BEGIN

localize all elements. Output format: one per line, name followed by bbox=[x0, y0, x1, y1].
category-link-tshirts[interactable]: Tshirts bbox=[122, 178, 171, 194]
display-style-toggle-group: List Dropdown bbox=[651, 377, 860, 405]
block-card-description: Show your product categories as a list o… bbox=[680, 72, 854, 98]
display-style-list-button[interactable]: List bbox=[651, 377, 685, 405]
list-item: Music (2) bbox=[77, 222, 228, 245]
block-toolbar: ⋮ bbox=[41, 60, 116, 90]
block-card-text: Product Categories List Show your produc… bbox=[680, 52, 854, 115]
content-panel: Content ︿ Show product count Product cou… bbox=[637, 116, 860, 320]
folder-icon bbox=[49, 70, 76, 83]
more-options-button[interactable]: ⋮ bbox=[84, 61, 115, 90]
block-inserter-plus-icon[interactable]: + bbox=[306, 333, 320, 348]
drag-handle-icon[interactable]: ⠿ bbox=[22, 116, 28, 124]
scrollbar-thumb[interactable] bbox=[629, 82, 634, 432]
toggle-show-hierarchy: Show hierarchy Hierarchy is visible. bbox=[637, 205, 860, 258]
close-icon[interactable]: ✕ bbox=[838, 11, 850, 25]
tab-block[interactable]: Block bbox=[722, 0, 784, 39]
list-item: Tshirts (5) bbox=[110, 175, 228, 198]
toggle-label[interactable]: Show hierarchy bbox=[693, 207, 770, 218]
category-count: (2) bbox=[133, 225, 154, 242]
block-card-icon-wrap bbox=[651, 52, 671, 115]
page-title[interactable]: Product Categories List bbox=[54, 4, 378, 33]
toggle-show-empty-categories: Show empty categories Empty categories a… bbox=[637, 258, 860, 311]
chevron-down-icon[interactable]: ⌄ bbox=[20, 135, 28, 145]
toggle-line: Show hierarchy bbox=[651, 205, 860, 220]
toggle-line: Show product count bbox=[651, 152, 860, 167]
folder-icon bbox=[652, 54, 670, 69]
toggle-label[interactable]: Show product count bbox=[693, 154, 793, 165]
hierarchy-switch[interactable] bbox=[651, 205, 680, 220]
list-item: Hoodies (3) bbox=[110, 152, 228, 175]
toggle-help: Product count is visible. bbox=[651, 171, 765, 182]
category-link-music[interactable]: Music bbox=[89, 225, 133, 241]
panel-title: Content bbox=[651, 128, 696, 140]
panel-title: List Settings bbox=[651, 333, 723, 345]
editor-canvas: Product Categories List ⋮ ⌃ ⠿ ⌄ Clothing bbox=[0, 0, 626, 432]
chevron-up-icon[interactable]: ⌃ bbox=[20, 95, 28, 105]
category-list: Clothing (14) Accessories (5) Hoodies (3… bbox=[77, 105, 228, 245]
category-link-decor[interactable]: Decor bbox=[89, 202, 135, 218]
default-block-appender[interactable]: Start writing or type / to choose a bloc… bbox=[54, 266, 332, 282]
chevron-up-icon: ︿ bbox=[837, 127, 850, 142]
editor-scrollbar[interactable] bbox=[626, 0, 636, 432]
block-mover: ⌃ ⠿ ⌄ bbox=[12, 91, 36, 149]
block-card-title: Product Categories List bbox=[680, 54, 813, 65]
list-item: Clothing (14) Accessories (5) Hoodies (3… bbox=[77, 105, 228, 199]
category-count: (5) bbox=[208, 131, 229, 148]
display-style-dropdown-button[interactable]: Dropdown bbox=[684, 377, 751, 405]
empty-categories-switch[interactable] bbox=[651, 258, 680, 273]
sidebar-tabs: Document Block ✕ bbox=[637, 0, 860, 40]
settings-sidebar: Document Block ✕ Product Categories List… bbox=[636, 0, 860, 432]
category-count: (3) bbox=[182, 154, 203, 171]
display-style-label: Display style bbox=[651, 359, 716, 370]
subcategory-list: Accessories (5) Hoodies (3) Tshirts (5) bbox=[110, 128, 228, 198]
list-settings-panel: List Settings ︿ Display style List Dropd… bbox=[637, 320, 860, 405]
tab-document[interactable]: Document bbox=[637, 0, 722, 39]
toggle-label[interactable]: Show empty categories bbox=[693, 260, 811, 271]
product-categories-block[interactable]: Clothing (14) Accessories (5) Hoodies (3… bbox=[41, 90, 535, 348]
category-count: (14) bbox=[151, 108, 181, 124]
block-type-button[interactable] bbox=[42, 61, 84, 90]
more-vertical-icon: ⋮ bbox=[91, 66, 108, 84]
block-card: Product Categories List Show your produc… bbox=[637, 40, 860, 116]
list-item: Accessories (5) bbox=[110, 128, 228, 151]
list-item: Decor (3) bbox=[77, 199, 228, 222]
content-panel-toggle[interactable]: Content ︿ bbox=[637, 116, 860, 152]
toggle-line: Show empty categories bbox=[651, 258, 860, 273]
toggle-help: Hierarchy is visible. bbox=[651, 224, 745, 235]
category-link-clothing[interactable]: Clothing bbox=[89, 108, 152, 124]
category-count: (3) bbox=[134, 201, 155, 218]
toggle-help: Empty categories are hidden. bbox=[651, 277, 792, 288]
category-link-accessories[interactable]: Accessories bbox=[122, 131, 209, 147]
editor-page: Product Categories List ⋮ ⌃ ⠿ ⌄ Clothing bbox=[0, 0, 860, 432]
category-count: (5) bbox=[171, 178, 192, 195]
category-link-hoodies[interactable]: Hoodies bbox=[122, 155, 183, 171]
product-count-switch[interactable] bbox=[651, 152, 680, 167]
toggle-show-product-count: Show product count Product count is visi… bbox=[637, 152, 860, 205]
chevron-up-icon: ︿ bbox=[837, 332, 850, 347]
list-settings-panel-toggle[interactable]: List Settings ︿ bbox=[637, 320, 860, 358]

END

Go through every row and change "toggle-help" to "toggle-hint", leaving the rest of each line the same.

localize all elements. Output format: one per line, name followed by bbox=[x0, y0, x1, y1].
category-link-tshirts[interactable]: Tshirts bbox=[122, 178, 171, 194]
display-style-toggle-group: List Dropdown bbox=[651, 377, 860, 405]
block-card-description: Show your product categories as a list o… bbox=[680, 72, 854, 98]
display-style-list-button[interactable]: List bbox=[651, 377, 685, 405]
list-item: Music (2) bbox=[77, 222, 228, 245]
block-toolbar: ⋮ bbox=[41, 60, 116, 90]
block-card-text: Product Categories List Show your produc… bbox=[680, 52, 854, 115]
content-panel: Content ︿ Show product count Product cou… bbox=[637, 116, 860, 320]
folder-icon bbox=[49, 70, 76, 83]
more-options-button[interactable]: ⋮ bbox=[84, 61, 115, 90]
block-inserter-plus-icon[interactable]: + bbox=[306, 333, 320, 348]
drag-handle-icon[interactable]: ⠿ bbox=[22, 116, 28, 124]
scrollbar-thumb[interactable] bbox=[629, 82, 634, 432]
toggle-show-hierarchy: Show hierarchy Hierarchy is visible. bbox=[637, 205, 860, 258]
close-icon[interactable]: ✕ bbox=[838, 11, 850, 25]
tab-block[interactable]: Block bbox=[722, 0, 784, 39]
list-item: Tshirts (5) bbox=[110, 175, 228, 198]
toggle-label[interactable]: Show hierarchy bbox=[693, 207, 770, 218]
category-count: (2) bbox=[133, 225, 154, 242]
block-card-icon-wrap bbox=[651, 52, 671, 115]
page-title[interactable]: Product Categories List bbox=[54, 4, 378, 33]
toggle-show-empty-categories: Show empty categories Empty categories a… bbox=[637, 258, 860, 311]
chevron-down-icon[interactable]: ⌄ bbox=[20, 135, 28, 145]
toggle-line: Show hierarchy bbox=[651, 205, 860, 220]
toggle-line: Show product count bbox=[651, 152, 860, 167]
folder-icon bbox=[652, 54, 670, 69]
toggle-label[interactable]: Show product count bbox=[693, 154, 793, 165]
hierarchy-switch[interactable] bbox=[651, 205, 680, 220]
list-item: Hoodies (3) bbox=[110, 152, 228, 175]
toggle-hint: Product count is visible. bbox=[651, 171, 765, 182]
category-link-music[interactable]: Music bbox=[89, 225, 133, 241]
panel-title: Content bbox=[651, 128, 696, 140]
panel-title: List Settings bbox=[651, 333, 723, 345]
editor-canvas: Product Categories List ⋮ ⌃ ⠿ ⌄ Clothing bbox=[0, 0, 626, 432]
chevron-up-icon[interactable]: ⌃ bbox=[20, 95, 28, 105]
category-list: Clothing (14) Accessories (5) Hoodies (3… bbox=[77, 105, 228, 245]
category-link-decor[interactable]: Decor bbox=[89, 202, 135, 218]
default-block-appender[interactable]: Start writing or type / to choose a bloc… bbox=[54, 266, 332, 282]
chevron-up-icon: ︿ bbox=[837, 127, 850, 142]
editor-scrollbar[interactable] bbox=[626, 0, 636, 432]
block-mover: ⌃ ⠿ ⌄ bbox=[12, 91, 36, 149]
block-card-title: Product Categories List bbox=[680, 54, 813, 65]
list-item: Clothing (14) Accessories (5) Hoodies (3… bbox=[77, 105, 228, 199]
category-count: (5) bbox=[208, 131, 229, 148]
display-style-dropdown-button[interactable]: Dropdown bbox=[684, 377, 751, 405]
empty-categories-switch[interactable] bbox=[651, 258, 680, 273]
sidebar-tabs: Document Block ✕ bbox=[637, 0, 860, 40]
settings-sidebar: Document Block ✕ Product Categories List… bbox=[636, 0, 860, 432]
category-count: (3) bbox=[182, 154, 203, 171]
display-style-label: Display style bbox=[651, 359, 716, 370]
subcategory-list: Accessories (5) Hoodies (3) Tshirts (5) bbox=[110, 128, 228, 198]
list-settings-panel: List Settings ︿ Display style List Dropd… bbox=[637, 320, 860, 405]
tab-document[interactable]: Document bbox=[637, 0, 722, 39]
toggle-label[interactable]: Show empty categories bbox=[693, 260, 811, 271]
product-categories-block[interactable]: Clothing (14) Accessories (5) Hoodies (3… bbox=[41, 90, 535, 348]
category-count: (14) bbox=[151, 108, 181, 124]
block-type-button[interactable] bbox=[42, 61, 84, 90]
more-vertical-icon: ⋮ bbox=[91, 66, 108, 84]
block-card: Product Categories List Show your produc… bbox=[637, 40, 860, 116]
list-item: Accessories (5) bbox=[110, 128, 228, 151]
list-item: Decor (3) bbox=[77, 199, 228, 222]
content-panel-toggle[interactable]: Content ︿ bbox=[637, 116, 860, 152]
toggle-line: Show empty categories bbox=[651, 258, 860, 273]
toggle-hint: Hierarchy is visible. bbox=[651, 224, 745, 235]
category-link-clothing[interactable]: Clothing bbox=[89, 108, 152, 124]
category-count: (3) bbox=[134, 201, 155, 218]
toggle-hint: Empty categories are hidden. bbox=[651, 277, 792, 288]
category-link-accessories[interactable]: Accessories bbox=[122, 131, 209, 147]
editor-page: Product Categories List ⋮ ⌃ ⠿ ⌄ Clothing bbox=[0, 0, 860, 432]
category-count: (5) bbox=[171, 178, 192, 195]
category-link-hoodies[interactable]: Hoodies bbox=[122, 155, 183, 171]
product-count-switch[interactable] bbox=[651, 152, 680, 167]
toggle-show-product-count: Show product count Product count is visi… bbox=[637, 152, 860, 205]
chevron-up-icon: ︿ bbox=[837, 332, 850, 347]
list-settings-panel-toggle[interactable]: List Settings ︿ bbox=[637, 320, 860, 358]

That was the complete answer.